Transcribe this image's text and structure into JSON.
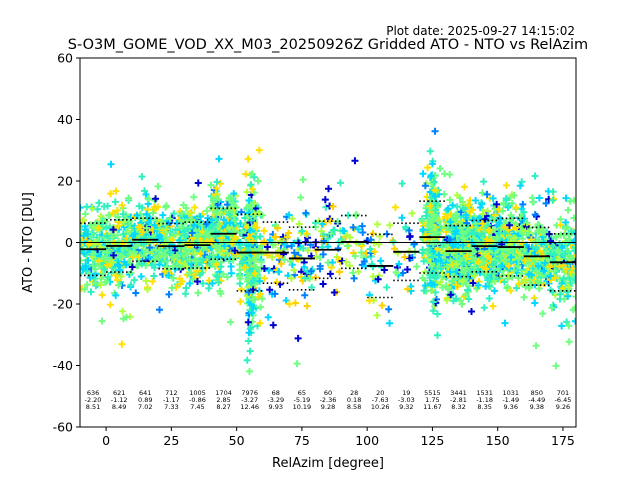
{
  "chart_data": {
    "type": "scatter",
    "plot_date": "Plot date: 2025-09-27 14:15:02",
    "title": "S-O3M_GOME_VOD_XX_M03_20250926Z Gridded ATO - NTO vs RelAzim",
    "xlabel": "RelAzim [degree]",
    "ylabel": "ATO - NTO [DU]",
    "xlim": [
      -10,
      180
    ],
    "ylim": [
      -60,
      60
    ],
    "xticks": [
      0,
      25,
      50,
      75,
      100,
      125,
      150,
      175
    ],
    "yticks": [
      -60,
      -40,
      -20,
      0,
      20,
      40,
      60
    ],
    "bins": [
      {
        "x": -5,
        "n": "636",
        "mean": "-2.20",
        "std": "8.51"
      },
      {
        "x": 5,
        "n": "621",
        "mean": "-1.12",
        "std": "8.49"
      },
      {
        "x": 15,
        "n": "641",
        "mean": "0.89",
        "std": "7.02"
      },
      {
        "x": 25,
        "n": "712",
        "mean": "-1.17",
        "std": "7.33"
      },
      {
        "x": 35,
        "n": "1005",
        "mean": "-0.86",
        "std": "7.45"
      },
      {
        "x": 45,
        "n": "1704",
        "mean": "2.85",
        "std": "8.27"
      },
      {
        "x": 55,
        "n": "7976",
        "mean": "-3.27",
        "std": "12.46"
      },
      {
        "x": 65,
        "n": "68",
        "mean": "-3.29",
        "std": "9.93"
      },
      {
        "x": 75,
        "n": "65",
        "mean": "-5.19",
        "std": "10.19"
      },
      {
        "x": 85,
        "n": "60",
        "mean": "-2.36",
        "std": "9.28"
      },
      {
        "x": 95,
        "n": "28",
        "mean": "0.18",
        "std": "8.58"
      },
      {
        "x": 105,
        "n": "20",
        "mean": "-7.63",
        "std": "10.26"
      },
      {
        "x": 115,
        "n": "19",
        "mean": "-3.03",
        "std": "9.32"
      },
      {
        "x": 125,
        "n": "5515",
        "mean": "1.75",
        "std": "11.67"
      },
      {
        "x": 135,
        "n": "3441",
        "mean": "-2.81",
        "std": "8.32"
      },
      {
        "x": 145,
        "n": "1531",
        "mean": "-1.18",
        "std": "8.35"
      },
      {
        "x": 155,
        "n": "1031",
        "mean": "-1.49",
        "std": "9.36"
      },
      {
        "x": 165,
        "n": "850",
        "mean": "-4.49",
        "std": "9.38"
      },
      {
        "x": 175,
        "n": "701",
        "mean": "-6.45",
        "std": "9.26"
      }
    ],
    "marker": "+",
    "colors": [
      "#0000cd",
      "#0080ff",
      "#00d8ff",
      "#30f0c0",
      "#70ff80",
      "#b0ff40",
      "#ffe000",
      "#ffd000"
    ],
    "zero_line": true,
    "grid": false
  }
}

== WORK TO DO ==
Find and copy every line in the entries above where the string "RelAzim" occurs.

== RESULT OF THIS TASK ==
    "title": "S-O3M_GOME_VOD_XX_M03_20250926Z Gridded ATO - NTO vs RelAzim",
    "xlabel": "RelAzim [degree]",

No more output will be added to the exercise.